Repeat every record exactly, but keep images out of the copy.

=-=-=

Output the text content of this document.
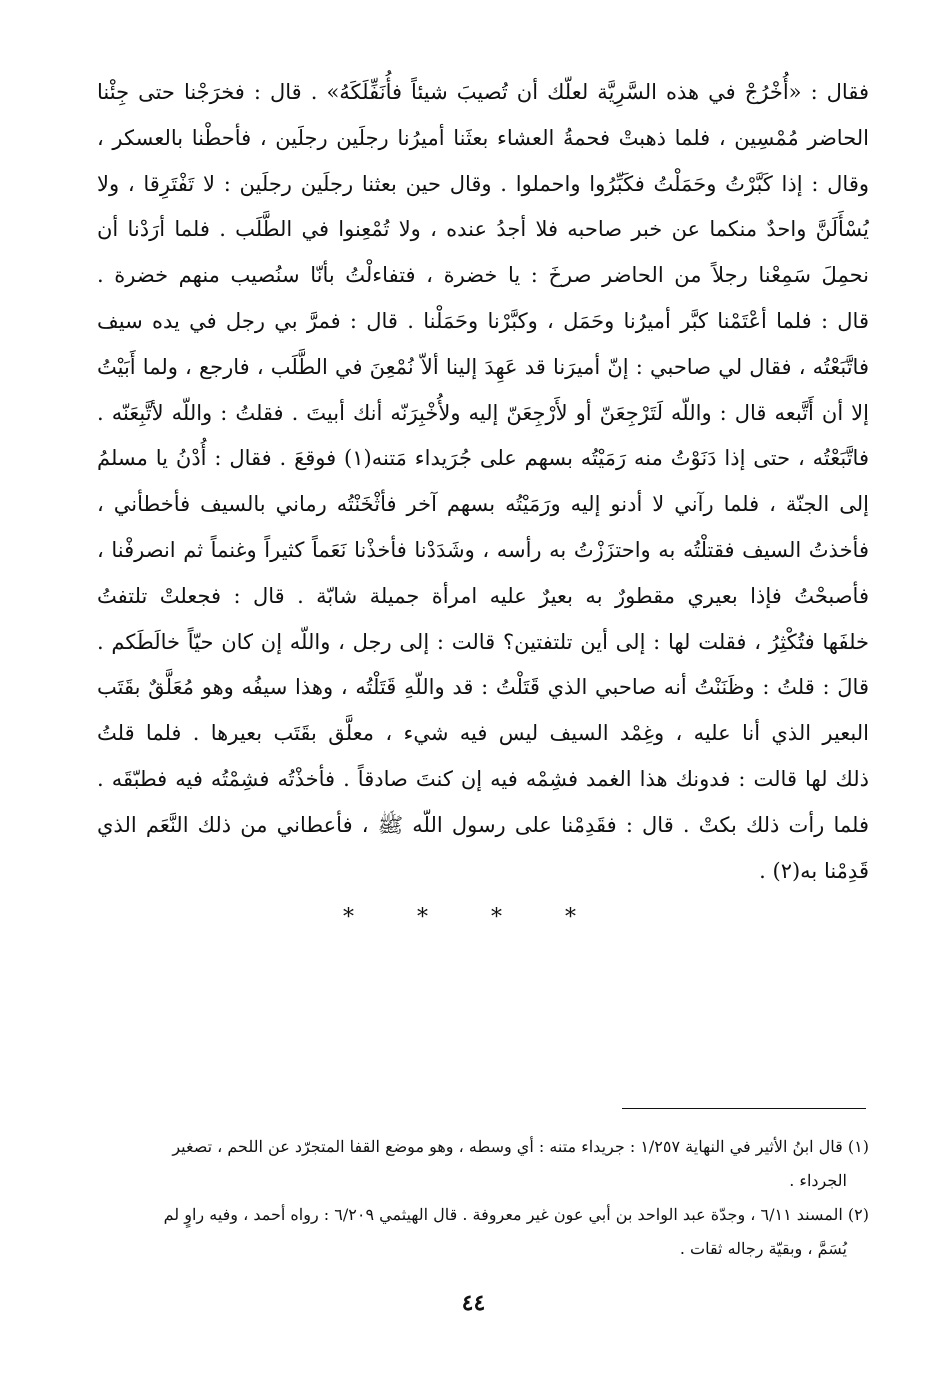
فقال : «أُخْرُجْ في هذه السَّرِيَّة لعلّك أن تُصيبَ شيئاً فأُنَفِّلَكَهُ» . قال : فخرَجْنا حتى جِئْنا
الحاضر مُمْسِين ، فلما ذهبتْ فحمةُ العشاء بعثَنا أميرُنا رجلَين رجلَين ، فأحطْنا بالعسكر ،
وقال : إذا كَبَّرْتُ وحَمَلْتُ فكَبِّرُوا واحملوا . وقال حين بعثنا رجلَين رجلَين : لا تَفْتَرِقا ، ولا
يُسْأَلَنَّ واحدٌ منكما عن خبر صاحبه فلا أجدُ عنده ، ولا تُمْعِنوا في الطَّلَب . فلما أرَدْنا أن
نحمِلَ سَمِعْنا رجلاً من الحاضر صرخَ : يا خضرة ، فتفاءلْتُ بأنّا سنُصيب منهم خضرة .
قال : فلما أعْتَمْنا كبَّر أميرُنا وحَمَل ، وكبَّرْنا وحَمَلْنا . قال : فمرَّ بي رجل في يده سيف
فاتَّبَعْتُه ، فقال لي صاحبي : إنّ أميرَنا قد عَهِدَ إلينا ألاّ نُمْعِنَ في الطَّلَب ، فارجع ، ولما أَبَيْتُ
إلا أن أَتَّبعه قال : واللّه لَتَرْجِعَنّ أو لأَرْجِعَنّ إليه ولأُخْبِرَنّه أنك أبيتَ . فقلتُ : واللّه لأتَّبِعَنّه .
فاتَّبَعْتُه ، حتى إذا دَنَوْتُ منه رَمَيْتُه بسهم على جُرَيداء مَتنه(١) فوقعَ . فقال : أُدْنُ يا مسلمُ
إلى الجنّة ، فلما رآني لا أدنو إليه ورَمَيْتُه بسهم آخر فأثْخَنْتُه رماني بالسيف فأخطأني ،
فأخذتُ السيف فقتلْتُه به واحتزَزْتُ به رأسه ، وشَدَدْنا فأخذْنا نَعَماً كثيراً وغنماً ثم انصرفْنا ،
فأصبحْتُ فإذا بعيري مقطورٌ به بعيرٌ عليه امرأة جميلة شابّة . قال : فجعلتْ تلتفتُ
خلفَها فتُكْثِرُ ، فقلت لها : إلى أين تلتفتين؟ قالت : إلى رجل ، واللّه إن كان حيّاً خالَطَكم .
قالَ : قلتُ : وظَنَنْتُ أنه صاحبي الذي قَتَلْتُ : قد واللّهِ قَتَلْتُه ، وهذا سيفُه وهو مُعَلَّقٌ بقَتَب
البعير الذي أنا عليه ، وغِمْد السيف ليس فيه شيء ، معلَّق بقَتَب بعيرها . فلما قلتُ
ذلك لها قالت : فدونك هذا الغمد فشِمْه فيه إن كنتَ صادقاً . فأخذْتُه فشِمْتُه فيه فطبّقَه .
فلما رأت ذلك بكتْ . قال : فقَدِمْنا على رسول اللّه ﷺ ، فأعطاني من ذلك النَّعَم الذي
قَدِمْنا به(٢) .
* * * *
(١) قال ابنُ الأثير في النهاية ١/٢٥٧ : جريداء متنه : أي وسطه ، وهو موضع القفا المتجرّد عن اللحم ، تصغير
الجرداء .
(٢) المسند ٦/١١ ، وجدّة عبد الواحد بن أبي عون غير معروفة . قال الهيثمي ٦/٢٠٩ : رواه أحمد ، وفيه راوٍ لم
يُسَمَّ ، وبقيّة رجاله ثقات .
٤٤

=-=-=

→ RESPONSE FOR THIS EXERCISE:
Output the text content of this document.
فقال : «أُخْرُجْ في هذه السَّرِيَّة لعلّك أن تُصيبَ شيئاً فأُنَفِّلَكَهُ» . قال : فخرَجْنا حتى جِئْنا
الحاضر مُمْسِين ، فلما ذهبتْ فحمةُ العشاء بعثَنا أميرُنا رجلَين رجلَين ، فأحطْنا بالعسكر ،
وقال : إذا كَبَّرْتُ وحَمَلْتُ فكَبِّرُوا واحملوا . وقال حين بعثنا رجلَين رجلَين : لا تَفْتَرِقا ، ولا
يُسْأَلَنَّ واحدٌ منكما عن خبر صاحبه فلا أجدُ عنده ، ولا تُمْعِنوا في الطَّلَب . فلما أرَدْنا أن
نحمِلَ سَمِعْنا رجلاً من الحاضر صرخَ : يا خضرة ، فتفاءلْتُ بأنّا سنُصيب منهم خضرة .
قال : فلما أعْتَمْنا كبَّر أميرُنا وحَمَل ، وكبَّرْنا وحَمَلْنا . قال : فمرَّ بي رجل في يده سيف
فاتَّبَعْتُه ، فقال لي صاحبي : إنّ أميرَنا قد عَهِدَ إلينا ألاّ نُمْعِنَ في الطَّلَب ، فارجع ، ولما أَبَيْتُ
إلا أن أَتَّبعه قال : واللّه لَتَرْجِعَنّ أو لأَرْجِعَنّ إليه ولأُخْبِرَنّه أنك أبيتَ . فقلتُ : واللّه لأتَّبِعَنّه .
فاتَّبَعْتُه ، حتى إذا دَنَوْتُ منه رَمَيْتُه بسهم على جُرَيداء مَتنه(١) فوقعَ . فقال : أُدْنُ يا مسلمُ
إلى الجنّة ، فلما رآني لا أدنو إليه ورَمَيْتُه بسهم آخر فأثْخَنْتُه رماني بالسيف فأخطأني ،
فأخذتُ السيف فقتلْتُه به واحتزَزْتُ به رأسه ، وشَدَدْنا فأخذْنا نَعَماً كثيراً وغنماً ثم انصرفْنا ،
فأصبحْتُ فإذا بعيري مقطورٌ به بعيرٌ عليه امرأة جميلة شابّة . قال : فجعلتْ تلتفتُ
خلفَها فتُكْثِرُ ، فقلت لها : إلى أين تلتفتين؟ قالت : إلى رجل ، واللّه إن كان حيّاً خالَطَكم .
قالَ : قلتُ : وظَنَنْتُ أنه صاحبي الذي قَتَلْتُ : قد واللّهِ قَتَلْتُه ، وهذا سيفُه وهو مُعَلَّقٌ بقَتَب
البعير الذي أنا عليه ، وغِمْد السيف ليس فيه شيء ، معلَّق بقَتَب بعيرها . فلما قلتُ
ذلك لها قالت : فدونك هذا الغمد فشِمْه فيه إن كنتَ صادقاً . فأخذْتُه فشِمْتُه فيه فطبّقَه .
فلما رأت ذلك بكتْ . قال : فقَدِمْنا على رسول اللّه ﷺ ، فأعطاني من ذلك النَّعَم الذي
قَدِمْنا به(٢) .
* * * *
(١) قال ابنُ الأثير في النهاية ١/٢٥٧ : جريداء متنه : أي وسطه ، وهو موضع القفا المتجرّد عن اللحم ، تصغير
الجرداء .
(٢) المسند ٦/١١ ، وجدّة عبد الواحد بن أبي عون غير معروفة . قال الهيثمي ٦/٢٠٩ : رواه أحمد ، وفيه راوٍ لم
يُسَمَّ ، وبقيّة رجاله ثقات .
٤٤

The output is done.